--- START Data extract ---

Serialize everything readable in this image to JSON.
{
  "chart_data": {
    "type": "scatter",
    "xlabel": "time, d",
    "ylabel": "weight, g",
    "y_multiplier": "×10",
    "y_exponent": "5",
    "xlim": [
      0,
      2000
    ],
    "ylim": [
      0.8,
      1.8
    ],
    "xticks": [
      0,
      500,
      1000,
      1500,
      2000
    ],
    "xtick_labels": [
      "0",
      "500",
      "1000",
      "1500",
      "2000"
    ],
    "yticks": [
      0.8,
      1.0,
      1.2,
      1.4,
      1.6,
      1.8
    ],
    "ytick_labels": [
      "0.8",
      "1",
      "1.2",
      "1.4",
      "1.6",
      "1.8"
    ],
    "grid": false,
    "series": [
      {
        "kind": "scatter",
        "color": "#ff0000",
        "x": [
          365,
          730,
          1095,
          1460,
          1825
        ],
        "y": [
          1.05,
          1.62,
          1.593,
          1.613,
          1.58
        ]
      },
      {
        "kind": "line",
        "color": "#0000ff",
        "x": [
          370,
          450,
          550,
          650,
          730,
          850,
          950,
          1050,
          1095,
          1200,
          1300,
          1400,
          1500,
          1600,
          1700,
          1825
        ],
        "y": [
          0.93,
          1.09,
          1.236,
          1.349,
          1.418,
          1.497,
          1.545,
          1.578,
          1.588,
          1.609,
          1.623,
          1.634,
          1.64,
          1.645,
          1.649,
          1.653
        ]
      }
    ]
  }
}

--- END Data extract ---

Stated goal:
From the listing above, extract every line exactly as it stands.

Output below:
Serialize everything readable in this image to JSON.
{
  "chart_data": {
    "type": "scatter",
    "xlabel": "time, d",
    "ylabel": "weight, g",
    "y_multiplier": "×10",
    "y_exponent": "5",
    "xlim": [
      0,
      2000
    ],
    "ylim": [
      0.8,
      1.8
    ],
    "xticks": [
      0,
      500,
      1000,
      1500,
      2000
    ],
    "xtick_labels": [
      "0",
      "500",
      "1000",
      "1500",
      "2000"
    ],
    "yticks": [
      0.8,
      1.0,
      1.2,
      1.4,
      1.6,
      1.8
    ],
    "ytick_labels": [
      "0.8",
      "1",
      "1.2",
      "1.4",
      "1.6",
      "1.8"
    ],
    "grid": false,
    "series": [
      {
        "kind": "scatter",
        "color": "#ff0000",
        "x": [
          365,
          730,
          1095,
          1460,
          1825
        ],
        "y": [
          1.05,
          1.62,
          1.593,
          1.613,
          1.58
        ]
      },
      {
        "kind": "line",
        "color": "#0000ff",
        "x": [
          370,
          450,
          550,
          650,
          730,
          850,
          950,
          1050,
          1095,
          1200,
          1300,
          1400,
          1500,
          1600,
          1700,
          1825
        ],
        "y": [
          0.93,
          1.09,
          1.236,
          1.349,
          1.418,
          1.497,
          1.545,
          1.578,
          1.588,
          1.609,
          1.623,
          1.634,
          1.64,
          1.645,
          1.649,
          1.653
        ]
      }
    ]
  }
}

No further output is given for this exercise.